What this task involves
Below are records to be output exactly, every one of them.

Data entries for graphics
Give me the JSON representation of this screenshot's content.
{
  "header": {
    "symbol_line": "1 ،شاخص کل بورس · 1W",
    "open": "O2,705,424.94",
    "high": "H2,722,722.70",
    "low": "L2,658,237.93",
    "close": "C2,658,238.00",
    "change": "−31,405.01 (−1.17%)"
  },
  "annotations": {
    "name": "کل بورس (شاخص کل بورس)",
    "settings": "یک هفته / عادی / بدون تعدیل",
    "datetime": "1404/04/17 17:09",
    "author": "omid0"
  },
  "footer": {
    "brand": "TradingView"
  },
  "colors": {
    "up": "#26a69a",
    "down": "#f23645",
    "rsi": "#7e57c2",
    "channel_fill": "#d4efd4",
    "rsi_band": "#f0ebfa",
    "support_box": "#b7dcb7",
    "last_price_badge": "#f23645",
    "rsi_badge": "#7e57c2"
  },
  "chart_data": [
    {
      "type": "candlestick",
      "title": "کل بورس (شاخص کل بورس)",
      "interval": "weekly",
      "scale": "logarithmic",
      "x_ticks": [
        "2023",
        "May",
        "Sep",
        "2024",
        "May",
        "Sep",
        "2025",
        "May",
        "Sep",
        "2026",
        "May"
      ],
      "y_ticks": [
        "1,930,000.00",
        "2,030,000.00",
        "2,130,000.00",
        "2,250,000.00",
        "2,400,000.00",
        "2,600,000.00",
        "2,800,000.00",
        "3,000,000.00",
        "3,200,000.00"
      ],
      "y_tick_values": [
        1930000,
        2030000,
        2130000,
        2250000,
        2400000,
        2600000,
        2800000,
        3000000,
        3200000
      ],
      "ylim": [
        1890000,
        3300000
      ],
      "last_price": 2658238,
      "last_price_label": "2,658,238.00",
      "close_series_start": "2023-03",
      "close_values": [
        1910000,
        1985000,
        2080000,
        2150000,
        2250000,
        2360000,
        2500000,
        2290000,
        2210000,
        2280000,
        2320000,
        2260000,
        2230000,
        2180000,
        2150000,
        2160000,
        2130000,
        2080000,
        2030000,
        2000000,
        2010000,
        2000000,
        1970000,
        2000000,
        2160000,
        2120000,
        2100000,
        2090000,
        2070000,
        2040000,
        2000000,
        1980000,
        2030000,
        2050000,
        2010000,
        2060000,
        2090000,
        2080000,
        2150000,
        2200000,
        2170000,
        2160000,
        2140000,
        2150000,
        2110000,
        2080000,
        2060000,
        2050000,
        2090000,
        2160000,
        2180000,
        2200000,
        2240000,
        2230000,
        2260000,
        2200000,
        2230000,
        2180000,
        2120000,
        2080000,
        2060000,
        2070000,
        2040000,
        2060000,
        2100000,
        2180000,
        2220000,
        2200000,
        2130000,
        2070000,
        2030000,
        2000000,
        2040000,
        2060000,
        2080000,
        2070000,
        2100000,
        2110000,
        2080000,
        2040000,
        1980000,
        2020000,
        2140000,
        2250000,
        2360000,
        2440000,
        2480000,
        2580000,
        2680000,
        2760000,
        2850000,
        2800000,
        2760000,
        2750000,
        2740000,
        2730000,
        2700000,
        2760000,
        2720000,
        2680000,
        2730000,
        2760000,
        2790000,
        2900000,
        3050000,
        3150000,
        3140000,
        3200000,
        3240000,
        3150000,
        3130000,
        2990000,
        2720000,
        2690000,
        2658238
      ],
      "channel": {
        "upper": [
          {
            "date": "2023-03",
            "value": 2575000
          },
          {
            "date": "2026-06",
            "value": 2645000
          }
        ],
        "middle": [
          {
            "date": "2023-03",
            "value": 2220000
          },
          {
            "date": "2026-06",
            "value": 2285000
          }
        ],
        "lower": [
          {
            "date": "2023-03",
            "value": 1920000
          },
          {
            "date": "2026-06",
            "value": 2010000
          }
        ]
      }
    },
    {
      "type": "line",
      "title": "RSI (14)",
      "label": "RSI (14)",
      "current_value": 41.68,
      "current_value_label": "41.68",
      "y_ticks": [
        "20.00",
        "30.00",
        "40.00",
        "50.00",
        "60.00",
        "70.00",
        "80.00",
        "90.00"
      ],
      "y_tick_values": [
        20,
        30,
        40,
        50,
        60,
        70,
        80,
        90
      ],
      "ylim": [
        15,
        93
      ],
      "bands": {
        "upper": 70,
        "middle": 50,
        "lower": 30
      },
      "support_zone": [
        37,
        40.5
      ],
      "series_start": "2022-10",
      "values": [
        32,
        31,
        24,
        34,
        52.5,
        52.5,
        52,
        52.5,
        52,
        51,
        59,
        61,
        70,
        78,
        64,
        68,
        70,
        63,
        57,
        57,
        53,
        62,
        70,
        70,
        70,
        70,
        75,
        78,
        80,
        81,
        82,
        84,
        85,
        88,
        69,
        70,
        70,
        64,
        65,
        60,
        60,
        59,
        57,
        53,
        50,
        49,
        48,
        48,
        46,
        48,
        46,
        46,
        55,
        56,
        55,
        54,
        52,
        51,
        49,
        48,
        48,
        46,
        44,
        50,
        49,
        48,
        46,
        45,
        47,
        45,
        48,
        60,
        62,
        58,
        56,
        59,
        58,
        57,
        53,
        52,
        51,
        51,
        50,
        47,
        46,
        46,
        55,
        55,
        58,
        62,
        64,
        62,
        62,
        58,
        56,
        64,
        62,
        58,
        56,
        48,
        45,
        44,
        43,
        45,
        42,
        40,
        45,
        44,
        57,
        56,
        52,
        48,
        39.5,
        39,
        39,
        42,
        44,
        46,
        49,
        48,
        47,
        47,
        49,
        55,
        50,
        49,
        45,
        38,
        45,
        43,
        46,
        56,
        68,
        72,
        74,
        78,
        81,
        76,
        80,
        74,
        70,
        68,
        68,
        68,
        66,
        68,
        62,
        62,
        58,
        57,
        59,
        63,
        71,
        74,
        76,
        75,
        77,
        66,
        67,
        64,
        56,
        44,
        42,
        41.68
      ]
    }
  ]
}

Response to this task
Give me the JSON representation of this screenshot's content.
{
  "header": {
    "symbol_line": "1 ،شاخص کل بورس · 1W",
    "open": "O2,705,424.94",
    "high": "H2,722,722.70",
    "low": "L2,658,237.93",
    "close": "C2,658,238.00",
    "change": "−31,405.01 (−1.17%)"
  },
  "annotations": {
    "name": "کل بورس (شاخص کل بورس)",
    "settings": "یک هفته / عادی / بدون تعدیل",
    "datetime": "1404/04/17 17:09",
    "author": "omid0"
  },
  "footer": {
    "brand": "TradingView"
  },
  "colors": {
    "up": "#26a69a",
    "down": "#f23645",
    "rsi": "#7e57c2",
    "channel_fill": "#d4efd4",
    "rsi_band": "#f0ebfa",
    "support_box": "#b7dcb7",
    "last_price_badge": "#f23645",
    "rsi_badge": "#7e57c2"
  },
  "chart_data": [
    {
      "type": "candlestick",
      "title": "کل بورس (شاخص کل بورس)",
      "interval": "weekly",
      "scale": "logarithmic",
      "x_ticks": [
        "2023",
        "May",
        "Sep",
        "2024",
        "May",
        "Sep",
        "2025",
        "May",
        "Sep",
        "2026",
        "May"
      ],
      "y_ticks": [
        "1,930,000.00",
        "2,030,000.00",
        "2,130,000.00",
        "2,250,000.00",
        "2,400,000.00",
        "2,600,000.00",
        "2,800,000.00",
        "3,000,000.00",
        "3,200,000.00"
      ],
      "y_tick_values": [
        1930000,
        2030000,
        2130000,
        2250000,
        2400000,
        2600000,
        2800000,
        3000000,
        3200000
      ],
      "ylim": [
        1890000,
        3300000
      ],
      "last_price": 2658238,
      "last_price_label": "2,658,238.00",
      "close_series_start": "2023-03",
      "close_values": [
        1910000,
        1985000,
        2080000,
        2150000,
        2250000,
        2360000,
        2500000,
        2290000,
        2210000,
        2280000,
        2320000,
        2260000,
        2230000,
        2180000,
        2150000,
        2160000,
        2130000,
        2080000,
        2030000,
        2000000,
        2010000,
        2000000,
        1970000,
        2000000,
        2160000,
        2120000,
        2100000,
        2090000,
        2070000,
        2040000,
        2000000,
        1980000,
        2030000,
        2050000,
        2010000,
        2060000,
        2090000,
        2080000,
        2150000,
        2200000,
        2170000,
        2160000,
        2140000,
        2150000,
        2110000,
        2080000,
        2060000,
        2050000,
        2090000,
        2160000,
        2180000,
        2200000,
        2240000,
        2230000,
        2260000,
        2200000,
        2230000,
        2180000,
        2120000,
        2080000,
        2060000,
        2070000,
        2040000,
        2060000,
        2100000,
        2180000,
        2220000,
        2200000,
        2130000,
        2070000,
        2030000,
        2000000,
        2040000,
        2060000,
        2080000,
        2070000,
        2100000,
        2110000,
        2080000,
        2040000,
        1980000,
        2020000,
        2140000,
        2250000,
        2360000,
        2440000,
        2480000,
        2580000,
        2680000,
        2760000,
        2850000,
        2800000,
        2760000,
        2750000,
        2740000,
        2730000,
        2700000,
        2760000,
        2720000,
        2680000,
        2730000,
        2760000,
        2790000,
        2900000,
        3050000,
        3150000,
        3140000,
        3200000,
        3240000,
        3150000,
        3130000,
        2990000,
        2720000,
        2690000,
        2658238
      ],
      "channel": {
        "upper": [
          {
            "date": "2023-03",
            "value": 2575000
          },
          {
            "date": "2026-06",
            "value": 2645000
          }
        ],
        "middle": [
          {
            "date": "2023-03",
            "value": 2220000
          },
          {
            "date": "2026-06",
            "value": 2285000
          }
        ],
        "lower": [
          {
            "date": "2023-03",
            "value": 1920000
          },
          {
            "date": "2026-06",
            "value": 2010000
          }
        ]
      }
    },
    {
      "type": "line",
      "title": "RSI (14)",
      "label": "RSI (14)",
      "current_value": 41.68,
      "current_value_label": "41.68",
      "y_ticks": [
        "20.00",
        "30.00",
        "40.00",
        "50.00",
        "60.00",
        "70.00",
        "80.00",
        "90.00"
      ],
      "y_tick_values": [
        20,
        30,
        40,
        50,
        60,
        70,
        80,
        90
      ],
      "ylim": [
        15,
        93
      ],
      "bands": {
        "upper": 70,
        "middle": 50,
        "lower": 30
      },
      "support_zone": [
        37,
        40.5
      ],
      "series_start": "2022-10",
      "values": [
        32,
        31,
        24,
        34,
        52.5,
        52.5,
        52,
        52.5,
        52,
        51,
        59,
        61,
        70,
        78,
        64,
        68,
        70,
        63,
        57,
        57,
        53,
        62,
        70,
        70,
        70,
        70,
        75,
        78,
        80,
        81,
        82,
        84,
        85,
        88,
        69,
        70,
        70,
        64,
        65,
        60,
        60,
        59,
        57,
        53,
        50,
        49,
        48,
        48,
        46,
        48,
        46,
        46,
        55,
        56,
        55,
        54,
        52,
        51,
        49,
        48,
        48,
        46,
        44,
        50,
        49,
        48,
        46,
        45,
        47,
        45,
        48,
        60,
        62,
        58,
        56,
        59,
        58,
        57,
        53,
        52,
        51,
        51,
        50,
        47,
        46,
        46,
        55,
        55,
        58,
        62,
        64,
        62,
        62,
        58,
        56,
        64,
        62,
        58,
        56,
        48,
        45,
        44,
        43,
        45,
        42,
        40,
        45,
        44,
        57,
        56,
        52,
        48,
        39.5,
        39,
        39,
        42,
        44,
        46,
        49,
        48,
        47,
        47,
        49,
        55,
        50,
        49,
        45,
        38,
        45,
        43,
        46,
        56,
        68,
        72,
        74,
        78,
        81,
        76,
        80,
        74,
        70,
        68,
        68,
        68,
        66,
        68,
        62,
        62,
        58,
        57,
        59,
        63,
        71,
        74,
        76,
        75,
        77,
        66,
        67,
        64,
        56,
        44,
        42,
        41.68
      ]
    }
  ]
}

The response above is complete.